→ WHAT NEEDS TO BE DONE
Write out each record below exactly as it appears, with no pictures.

→ ENTRIES SHOWN
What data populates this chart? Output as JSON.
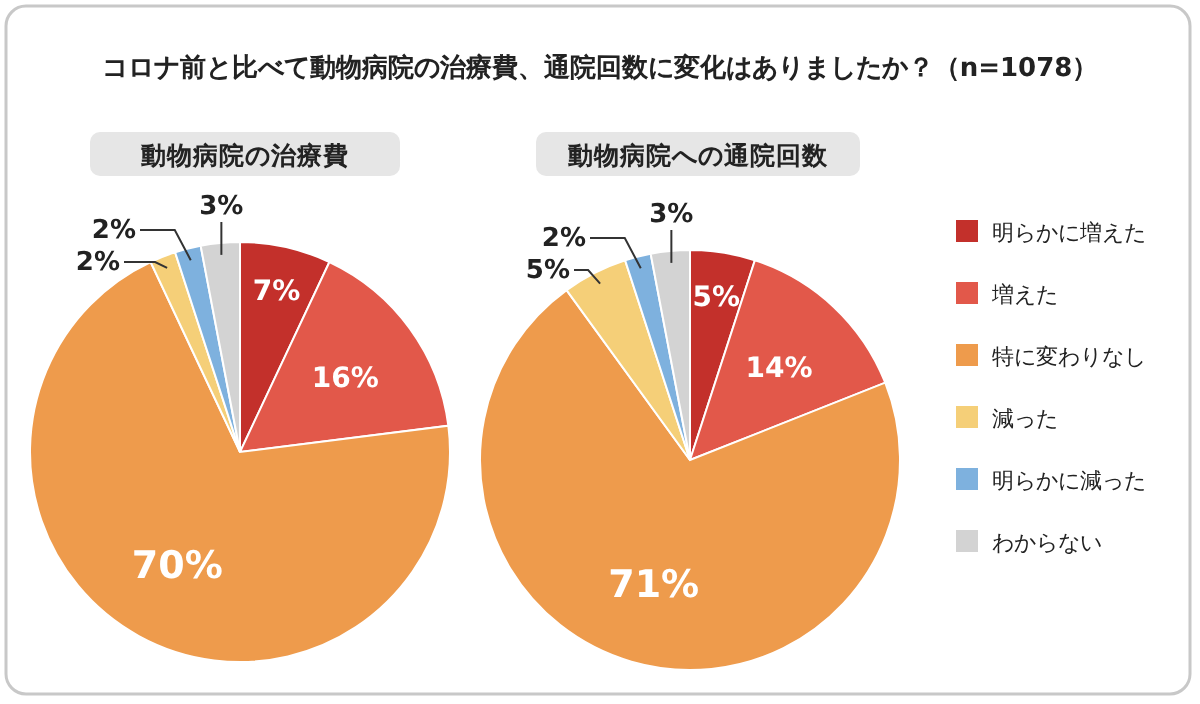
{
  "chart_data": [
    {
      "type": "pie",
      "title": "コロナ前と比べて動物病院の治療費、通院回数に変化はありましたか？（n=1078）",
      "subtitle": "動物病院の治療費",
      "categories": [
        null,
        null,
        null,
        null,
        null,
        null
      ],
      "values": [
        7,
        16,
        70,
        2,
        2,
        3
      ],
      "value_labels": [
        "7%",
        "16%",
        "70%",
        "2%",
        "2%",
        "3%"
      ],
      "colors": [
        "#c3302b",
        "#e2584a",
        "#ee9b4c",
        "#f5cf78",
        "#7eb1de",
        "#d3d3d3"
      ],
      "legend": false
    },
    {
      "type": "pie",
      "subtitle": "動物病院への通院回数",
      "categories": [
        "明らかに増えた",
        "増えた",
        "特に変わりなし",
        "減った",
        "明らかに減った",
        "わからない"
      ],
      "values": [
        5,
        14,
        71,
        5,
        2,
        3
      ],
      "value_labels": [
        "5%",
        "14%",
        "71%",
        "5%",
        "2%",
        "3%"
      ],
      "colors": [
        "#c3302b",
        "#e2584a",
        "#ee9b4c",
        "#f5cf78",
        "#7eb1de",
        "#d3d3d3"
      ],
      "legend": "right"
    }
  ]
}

→ ANSWER IN FULL
What data populates this chart? Output as JSON.
{
  "chart_data": [
    {
      "type": "pie",
      "title": "コロナ前と比べて動物病院の治療費、通院回数に変化はありましたか？（n=1078）",
      "subtitle": "動物病院の治療費",
      "categories": [
        null,
        null,
        null,
        null,
        null,
        null
      ],
      "values": [
        7,
        16,
        70,
        2,
        2,
        3
      ],
      "value_labels": [
        "7%",
        "16%",
        "70%",
        "2%",
        "2%",
        "3%"
      ],
      "colors": [
        "#c3302b",
        "#e2584a",
        "#ee9b4c",
        "#f5cf78",
        "#7eb1de",
        "#d3d3d3"
      ],
      "legend": false
    },
    {
      "type": "pie",
      "subtitle": "動物病院への通院回数",
      "categories": [
        "明らかに増えた",
        "増えた",
        "特に変わりなし",
        "減った",
        "明らかに減った",
        "わからない"
      ],
      "values": [
        5,
        14,
        71,
        5,
        2,
        3
      ],
      "value_labels": [
        "5%",
        "14%",
        "71%",
        "5%",
        "2%",
        "3%"
      ],
      "colors": [
        "#c3302b",
        "#e2584a",
        "#ee9b4c",
        "#f5cf78",
        "#7eb1de",
        "#d3d3d3"
      ],
      "legend": "right"
    }
  ]
}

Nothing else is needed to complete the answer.